Stated goal:
Select each line where the word "marker" appears.

┏━━

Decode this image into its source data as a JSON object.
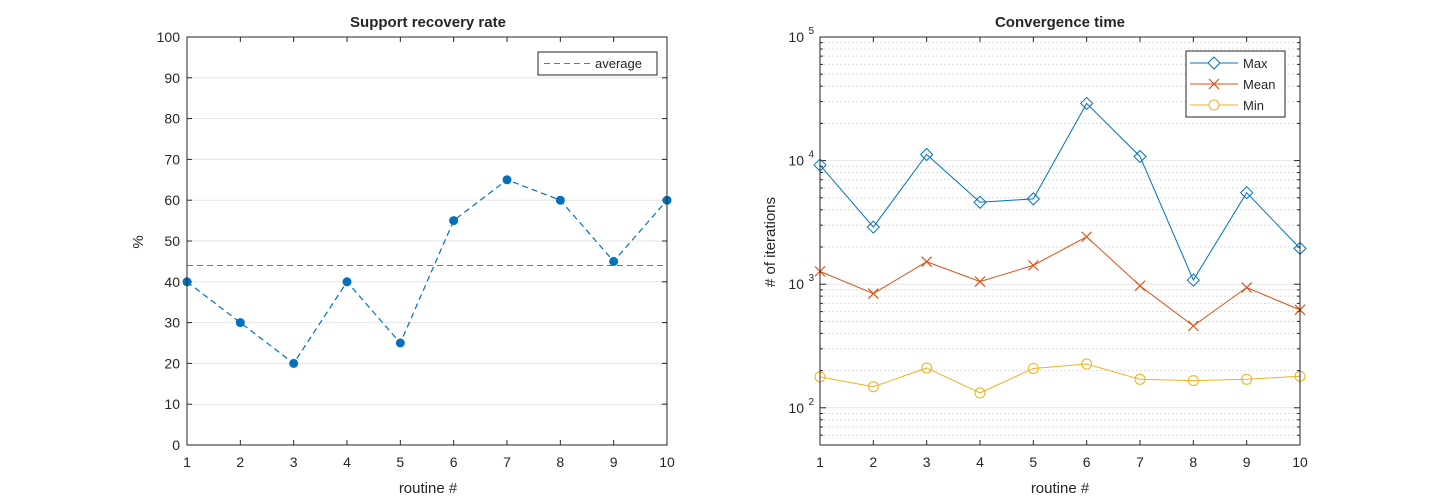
{
  "chart_data": [
    {
      "type": "line",
      "title": "Support recovery rate",
      "xlabel": "routine #",
      "ylabel": "%",
      "x": [
        1,
        2,
        3,
        4,
        5,
        6,
        7,
        8,
        9,
        10
      ],
      "xlim": [
        1,
        10
      ],
      "ylim": [
        0,
        100
      ],
      "xticks": [
        "1",
        "2",
        "3",
        "4",
        "5",
        "6",
        "7",
        "8",
        "9",
        "10"
      ],
      "yticks": [
        "0",
        "10",
        "20",
        "30",
        "40",
        "50",
        "60",
        "70",
        "80",
        "90",
        "100"
      ],
      "grid": "y",
      "legend_position": "top-right",
      "series": [
        {
          "values": [
            40,
            30,
            20,
            40,
            25,
            55,
            65,
            60,
            45,
            60
          ],
          "color": "#0072BD",
          "style": "dashed",
          "marker": "filled-circle"
        },
        {
          "name": "average",
          "values": [
            44,
            44,
            44,
            44,
            44,
            44,
            44,
            44,
            44,
            44
          ],
          "color": "#D95319",
          "style": "dashed",
          "marker": "none"
        }
      ]
    },
    {
      "type": "line",
      "title": "Convergence time",
      "xlabel": "routine #",
      "ylabel": "# of iterations",
      "yscale": "log",
      "x": [
        1,
        2,
        3,
        4,
        5,
        6,
        7,
        8,
        9,
        10
      ],
      "xlim": [
        1,
        10
      ],
      "ylim": [
        50,
        100000
      ],
      "xticks": [
        "1",
        "2",
        "3",
        "4",
        "5",
        "6",
        "7",
        "8",
        "9",
        "10"
      ],
      "yticks": [
        {
          "base": "10",
          "exp": "2"
        },
        {
          "base": "10",
          "exp": "3"
        },
        {
          "base": "10",
          "exp": "4"
        },
        {
          "base": "10",
          "exp": "5"
        }
      ],
      "grid": "y-minor",
      "legend_position": "top-right",
      "series": [
        {
          "name": "Max",
          "values": [
            9200,
            2900,
            11200,
            4600,
            4900,
            29000,
            10800,
            1080,
            5500,
            1950
          ],
          "color": "#0072BD",
          "marker": "diamond"
        },
        {
          "name": "Mean",
          "values": [
            1270,
            840,
            1520,
            1050,
            1420,
            2420,
            970,
            460,
            940,
            620
          ],
          "color": "#D95319",
          "marker": "x"
        },
        {
          "name": "Min",
          "values": [
            178,
            148,
            210,
            132,
            208,
            226,
            170,
            166,
            170,
            180
          ],
          "color": "#EDB120",
          "marker": "circle"
        }
      ]
    }
  ]
}
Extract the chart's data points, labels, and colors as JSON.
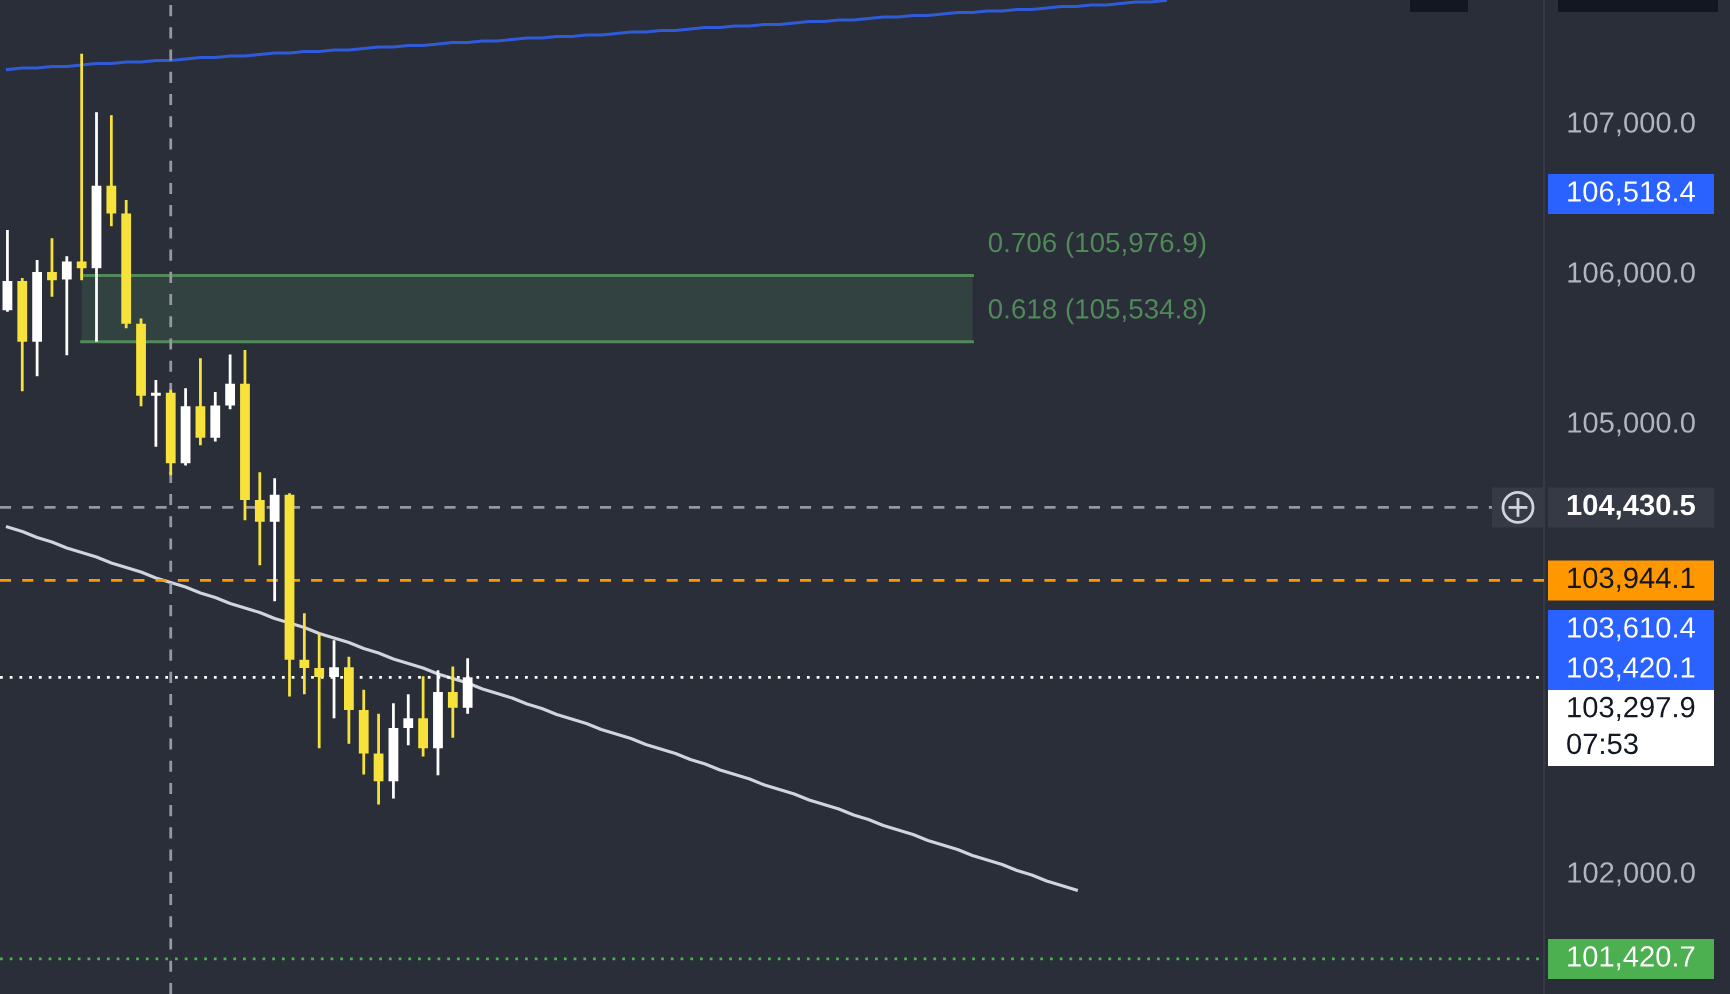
{
  "chart_data": {
    "type": "candlestick",
    "categories": [
      null,
      null,
      null,
      null,
      null,
      null,
      null,
      null,
      null,
      null,
      null,
      null,
      null,
      null,
      null,
      null,
      null,
      null,
      null,
      null,
      null,
      null,
      null,
      null,
      null,
      null,
      null,
      null,
      null,
      null,
      null,
      null,
      null,
      null,
      null,
      null,
      null,
      null,
      null,
      null,
      null,
      null,
      null,
      null,
      null,
      null,
      null,
      null,
      null,
      null,
      null,
      null,
      null,
      null,
      null,
      null,
      null,
      null,
      null,
      null,
      null,
      null,
      null,
      null,
      null,
      null,
      null,
      null,
      null,
      null,
      null,
      null,
      null,
      null,
      null,
      null,
      null,
      null,
      null,
      null,
      null,
      null,
      null,
      null,
      null,
      null,
      null,
      null,
      null,
      null,
      null,
      null,
      null,
      null,
      null,
      null,
      null,
      null,
      null,
      null,
      null,
      null,
      null,
      null
    ],
    "ohlc": [
      [
        105745,
        106280,
        105735,
        105940
      ],
      [
        105940,
        105960,
        105205,
        105535
      ],
      [
        105535,
        106080,
        105305,
        106000
      ],
      [
        106000,
        106225,
        105835,
        105945
      ],
      [
        105950,
        106105,
        105445,
        106070
      ],
      [
        106070,
        107455,
        105945,
        106025
      ],
      [
        106025,
        107065,
        105535,
        106575
      ],
      [
        106575,
        107045,
        106305,
        106390
      ],
      [
        106390,
        106480,
        105625,
        105655
      ],
      [
        105655,
        105690,
        105105,
        105175
      ],
      [
        105175,
        105280,
        104835,
        105195
      ],
      [
        105195,
        105215,
        104645,
        104725
      ],
      [
        104725,
        105225,
        104710,
        105105
      ],
      [
        105105,
        105425,
        104845,
        104895
      ],
      [
        104895,
        105200,
        104870,
        105110
      ],
      [
        105110,
        105450,
        105085,
        105255
      ],
      [
        105255,
        105480,
        104345,
        104480
      ],
      [
        104480,
        104665,
        104045,
        104335
      ],
      [
        104335,
        104625,
        103805,
        104515
      ],
      [
        104515,
        104525,
        103170,
        103415
      ],
      [
        103415,
        103725,
        103185,
        103360
      ],
      [
        103360,
        103590,
        102825,
        103300
      ],
      [
        103300,
        103545,
        103025,
        103365
      ],
      [
        103365,
        103435,
        102855,
        103080
      ],
      [
        103080,
        103215,
        102650,
        102790
      ],
      [
        102790,
        103055,
        102450,
        102605
      ],
      [
        102605,
        103125,
        102490,
        102960
      ],
      [
        102960,
        103185,
        102845,
        103025
      ],
      [
        103025,
        103305,
        102770,
        102825
      ],
      [
        102825,
        103345,
        102645,
        103200
      ],
      [
        103200,
        103370,
        102895,
        103095
      ],
      [
        103095,
        103425,
        103055,
        103297.9
      ],
      null,
      null,
      null,
      null,
      null,
      null,
      null,
      null,
      null,
      null,
      null,
      null,
      null,
      null,
      null,
      null,
      null,
      null,
      null,
      null,
      null,
      null,
      null,
      null,
      null,
      null,
      null,
      null,
      null,
      null,
      null,
      null,
      null,
      null,
      null,
      null,
      null,
      null,
      null,
      null,
      null,
      null,
      null,
      null,
      null,
      null,
      null,
      null,
      null,
      null,
      null,
      null,
      null,
      null,
      null,
      null,
      null,
      null,
      null,
      null,
      null,
      null,
      null,
      null,
      null,
      null,
      null,
      null,
      null,
      null,
      null,
      null
    ],
    "colors": [
      "#ffffff",
      "#f7e23b",
      "#ffffff",
      "#f7e23b",
      "#ffffff",
      "#f7e23b",
      "#ffffff",
      "#f7e23b",
      "#f7e23b",
      "#f7e23b",
      "#ffffff",
      "#f7e23b",
      "#ffffff",
      "#f7e23b",
      "#ffffff",
      "#ffffff",
      "#f7e23b",
      "#f7e23b",
      "#ffffff",
      "#f7e23b",
      "#f7e23b",
      "#f7e23b",
      "#ffffff",
      "#f7e23b",
      "#f7e23b",
      "#f7e23b",
      "#ffffff",
      "#ffffff",
      "#f7e23b",
      "#ffffff",
      "#f7e23b",
      "#ffffff",
      null,
      null,
      null,
      null,
      null,
      null,
      null,
      null,
      null,
      null,
      null,
      null,
      null,
      null,
      null,
      null,
      null,
      null,
      null,
      null,
      null,
      null,
      null,
      null,
      null,
      null,
      null,
      null,
      null,
      null,
      null,
      null,
      null,
      null,
      null,
      null,
      null,
      null,
      null,
      null,
      null,
      null,
      null,
      null,
      null,
      null,
      null,
      null,
      null,
      null,
      null,
      null,
      null,
      null,
      null,
      null,
      null,
      null,
      null,
      null,
      null,
      null,
      null,
      null,
      null,
      null,
      null,
      null,
      null,
      null,
      null,
      null
    ],
    "series": [
      {
        "type": "line",
        "color": "#d1d4dc",
        "values": [
          104300,
          104270,
          104230,
          104200,
          104160,
          104130,
          104100,
          104060,
          104030,
          104000,
          103960,
          103930,
          103900,
          103860,
          103830,
          103790,
          103760,
          103730,
          103690,
          103660,
          103630,
          103590,
          103560,
          103530,
          103490,
          103460,
          103420,
          103390,
          103360,
          103320,
          103290,
          103260,
          103220,
          103190,
          103160,
          103120,
          103090,
          103050,
          103020,
          102990,
          102950,
          102920,
          102890,
          102850,
          102820,
          102790,
          102750,
          102720,
          102680,
          102650,
          102620,
          102580,
          102550,
          102520,
          102480,
          102450,
          102420,
          102380,
          102350,
          102310,
          102280,
          102250,
          102210,
          102180,
          102150,
          102110,
          102080,
          102050,
          102010,
          101980,
          101940,
          101910,
          101880,
          null,
          null,
          null,
          null,
          null,
          null,
          null,
          null,
          null,
          null,
          null,
          null,
          null,
          null,
          null,
          null,
          null,
          null,
          null,
          null,
          null,
          null,
          null,
          null,
          null,
          null,
          null,
          null,
          null,
          null,
          null
        ]
      },
      {
        "type": "line",
        "color": "#2f5bd8",
        "values": [
          107350,
          107360,
          107360,
          107370,
          107370,
          107380,
          107390,
          107390,
          107400,
          107400,
          107410,
          107410,
          107420,
          107430,
          107430,
          107440,
          107440,
          107450,
          107460,
          107460,
          107470,
          107470,
          107480,
          107480,
          107490,
          107500,
          107500,
          107510,
          107510,
          107520,
          107530,
          107530,
          107540,
          107540,
          107550,
          107560,
          107560,
          107570,
          107570,
          107580,
          107580,
          107590,
          107600,
          107600,
          107610,
          107610,
          107620,
          107630,
          107630,
          107640,
          107640,
          107650,
          107650,
          107660,
          107670,
          107670,
          107680,
          107680,
          107690,
          107700,
          107700,
          107710,
          107710,
          107720,
          107730,
          107730,
          107740,
          107740,
          107750,
          107750,
          107760,
          107770,
          107770,
          107780,
          107780,
          107790,
          107800,
          107800,
          107810,
          null,
          null,
          null,
          null,
          null,
          null,
          null,
          null,
          null,
          null,
          null,
          null,
          null,
          null,
          null,
          null,
          null,
          null,
          null,
          null,
          null,
          null,
          null,
          null,
          null
        ]
      },
      {
        "type": "line",
        "name": "0.706 (105,976.9)",
        "color": "#4f8a58",
        "values": [
          null,
          null,
          null,
          null,
          null,
          105976.9,
          105976.9,
          105976.9,
          105976.9,
          105976.9,
          105976.9,
          105976.9,
          105976.9,
          105976.9,
          105976.9,
          105976.9,
          105976.9,
          105976.9,
          105976.9,
          105976.9,
          105976.9,
          105976.9,
          105976.9,
          105976.9,
          105976.9,
          105976.9,
          105976.9,
          105976.9,
          105976.9,
          105976.9,
          105976.9,
          105976.9,
          105976.9,
          105976.9,
          105976.9,
          105976.9,
          105976.9,
          105976.9,
          105976.9,
          105976.9,
          105976.9,
          105976.9,
          105976.9,
          105976.9,
          105976.9,
          105976.9,
          105976.9,
          105976.9,
          105976.9,
          105976.9,
          105976.9,
          105976.9,
          105976.9,
          105976.9,
          105976.9,
          105976.9,
          105976.9,
          105976.9,
          105976.9,
          105976.9,
          105976.9,
          105976.9,
          105976.9,
          105976.9,
          105976.9,
          105976.9,
          null,
          null,
          null,
          null,
          null,
          null,
          null,
          null,
          null,
          null,
          null,
          null,
          null,
          null,
          null,
          null,
          null,
          null,
          null,
          null,
          null,
          null,
          null,
          null,
          null,
          null,
          null,
          null,
          null,
          null,
          null,
          null,
          null,
          null,
          null,
          null,
          null,
          null
        ],
        "lower": [
          null,
          null,
          null,
          null,
          null,
          105534.8,
          105534.8,
          105534.8,
          105534.8,
          105534.8,
          105534.8,
          105534.8,
          105534.8,
          105534.8,
          105534.8,
          105534.8,
          105534.8,
          105534.8,
          105534.8,
          105534.8,
          105534.8,
          105534.8,
          105534.8,
          105534.8,
          105534.8,
          105534.8,
          105534.8,
          105534.8,
          105534.8,
          105534.8,
          105534.8,
          105534.8,
          105534.8,
          105534.8,
          105534.8,
          105534.8,
          105534.8,
          105534.8,
          105534.8,
          105534.8,
          105534.8,
          105534.8,
          105534.8,
          105534.8,
          105534.8,
          105534.8,
          105534.8,
          105534.8,
          105534.8,
          105534.8,
          105534.8,
          105534.8,
          105534.8,
          105534.8,
          105534.8,
          105534.8,
          105534.8,
          105534.8,
          105534.8,
          105534.8,
          105534.8,
          105534.8,
          105534.8,
          105534.8,
          105534.8,
          105534.8,
          null,
          null,
          null,
          null,
          null,
          null,
          null,
          null,
          null,
          null,
          null,
          null,
          null,
          null,
          null,
          null,
          null,
          null,
          null,
          null,
          null,
          null,
          null,
          null,
          null,
          null,
          null,
          null,
          null,
          null,
          null,
          null,
          null,
          null,
          null,
          null,
          null,
          null
        ],
        "upper": [
          null,
          null,
          null,
          null,
          null,
          105976.9,
          105976.9,
          105976.9,
          105976.9,
          105976.9,
          105976.9,
          105976.9,
          105976.9,
          105976.9,
          105976.9,
          105976.9,
          105976.9,
          105976.9,
          105976.9,
          105976.9,
          105976.9,
          105976.9,
          105976.9,
          105976.9,
          105976.9,
          105976.9,
          105976.9,
          105976.9,
          105976.9,
          105976.9,
          105976.9,
          105976.9,
          105976.9,
          105976.9,
          105976.9,
          105976.9,
          105976.9,
          105976.9,
          105976.9,
          105976.9,
          105976.9,
          105976.9,
          105976.9,
          105976.9,
          105976.9,
          105976.9,
          105976.9,
          105976.9,
          105976.9,
          105976.9,
          105976.9,
          105976.9,
          105976.9,
          105976.9,
          105976.9,
          105976.9,
          105976.9,
          105976.9,
          105976.9,
          105976.9,
          105976.9,
          105976.9,
          105976.9,
          105976.9,
          105976.9,
          105976.9,
          null,
          null,
          null,
          null,
          null,
          null,
          null,
          null,
          null,
          null,
          null,
          null,
          null,
          null,
          null,
          null,
          null,
          null,
          null,
          null,
          null,
          null,
          null,
          null,
          null,
          null,
          null,
          null,
          null,
          null,
          null,
          null,
          null,
          null,
          null,
          null,
          null,
          null
        ]
      },
      {
        "type": "line",
        "name": "0.618 (105,534.8)",
        "color": "#4f8a58",
        "values": [
          null,
          null,
          null,
          null,
          null,
          105534.8,
          105534.8,
          105534.8,
          105534.8,
          105534.8,
          105534.8,
          105534.8,
          105534.8,
          105534.8,
          105534.8,
          105534.8,
          105534.8,
          105534.8,
          105534.8,
          105534.8,
          105534.8,
          105534.8,
          105534.8,
          105534.8,
          105534.8,
          105534.8,
          105534.8,
          105534.8,
          105534.8,
          105534.8,
          105534.8,
          105534.8,
          105534.8,
          105534.8,
          105534.8,
          105534.8,
          105534.8,
          105534.8,
          105534.8,
          105534.8,
          105534.8,
          105534.8,
          105534.8,
          105534.8,
          105534.8,
          105534.8,
          105534.8,
          105534.8,
          105534.8,
          105534.8,
          105534.8,
          105534.8,
          105534.8,
          105534.8,
          105534.8,
          105534.8,
          105534.8,
          105534.8,
          105534.8,
          105534.8,
          105534.8,
          105534.8,
          105534.8,
          105534.8,
          105534.8,
          105534.8,
          null,
          null,
          null,
          null,
          null,
          null,
          null,
          null,
          null,
          null,
          null,
          null,
          null,
          null,
          null,
          null,
          null,
          null,
          null,
          null,
          null,
          null,
          null,
          null,
          null,
          null,
          null,
          null,
          null,
          null,
          null,
          null,
          null,
          null,
          null,
          null,
          null,
          null
        ]
      }
    ],
    "ylim": [
      101187,
      107813
    ],
    "yticks": [
      {
        "value": 102000,
        "label": "102,000.0"
      },
      {
        "value": 105000,
        "label": "105,000.0"
      },
      {
        "value": 106000,
        "label": "106,000.0"
      },
      {
        "value": 107000,
        "label": "107,000.0"
      }
    ],
    "tick_labels": "y",
    "ref_lines": [
      {
        "axis": "y",
        "value": 104430.5,
        "label": "104,430.5",
        "color": "#9598a1",
        "line_style": "dashed"
      },
      {
        "axis": "y",
        "value": 103944.1,
        "label": "103,944.1",
        "color": "#ff9800",
        "line_style": "dashed"
      },
      {
        "axis": "y",
        "value": 103297.9,
        "label": "103,297.9\n07:53",
        "color": "#ffffff",
        "line_style": "dotted"
      },
      {
        "axis": "y",
        "value": 101420.7,
        "label": "101,420.7",
        "color": "#4caf50",
        "line_style": "dotted"
      }
    ],
    "annotations": [
      "106,518.4",
      "103,610.4",
      "103,420.1"
    ]
  }
}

┗━━

Complete response:
          "marker": "filled-circle"
          "marker": "none"
          "marker": "diamond"
          "marker": "x"
          "marker": "circle"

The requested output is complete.